§ **SET TASK**
Gather every line of the listing below that contains the string "renovation", matching case exactly.

** Begin GIVEN DATA **

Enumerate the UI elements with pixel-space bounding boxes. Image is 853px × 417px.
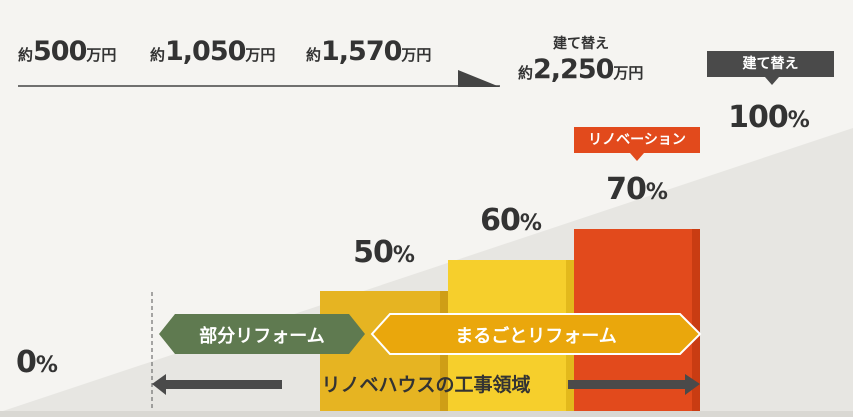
bar-value-label-rebuild: 100% (728, 100, 810, 135)
bar-renovation-shade (692, 229, 700, 411)
whole-reform-label (370, 313, 702, 355)
price-baseline-wedge (458, 70, 500, 87)
scope-arrow-left (152, 374, 282, 395)
bar-value-label-partial: 50% (353, 235, 415, 270)
renovation-tag-pointer (630, 153, 644, 161)
price-rebuild: 約2,250万円 (518, 54, 644, 85)
price-whole: 約1,050万円 (150, 36, 276, 67)
renovation-tag: リノベーション (574, 127, 700, 153)
scope-arrow-right (568, 374, 700, 395)
bar-value-label-renovation: 70% (606, 172, 668, 207)
partial-reform-label-text: 部分リフォーム (199, 326, 325, 347)
partial-reform-label (159, 314, 365, 354)
price-renovation: 約1,570万円 (306, 36, 432, 67)
scope-label: リノベハウスの工事領域 (321, 374, 531, 396)
rebuild-tag: 建て替え (707, 51, 834, 77)
whole-reform-label-text: まるごとリフォーム (455, 326, 617, 347)
zero-percent-label: 0% (16, 345, 58, 380)
floor-line (0, 411, 853, 417)
price-partial: 約500万円 (18, 36, 117, 67)
rebuild-price-caption: 建て替え (553, 36, 609, 52)
bar-value-label-whole: 60% (480, 203, 542, 238)
rebuild-tag-pointer (765, 77, 779, 85)
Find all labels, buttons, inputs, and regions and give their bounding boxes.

** End GIVEN DATA **

§ **FINISHED TASK**
bar-renovation-shade (692, 229, 700, 411)
renovation-tag-pointer (630, 153, 644, 161)
renovation-tag: リノベーション (574, 127, 700, 153)
bar-value-label-renovation: 70% (606, 172, 668, 207)
price-renovation: 約1,570万円 (306, 36, 432, 67)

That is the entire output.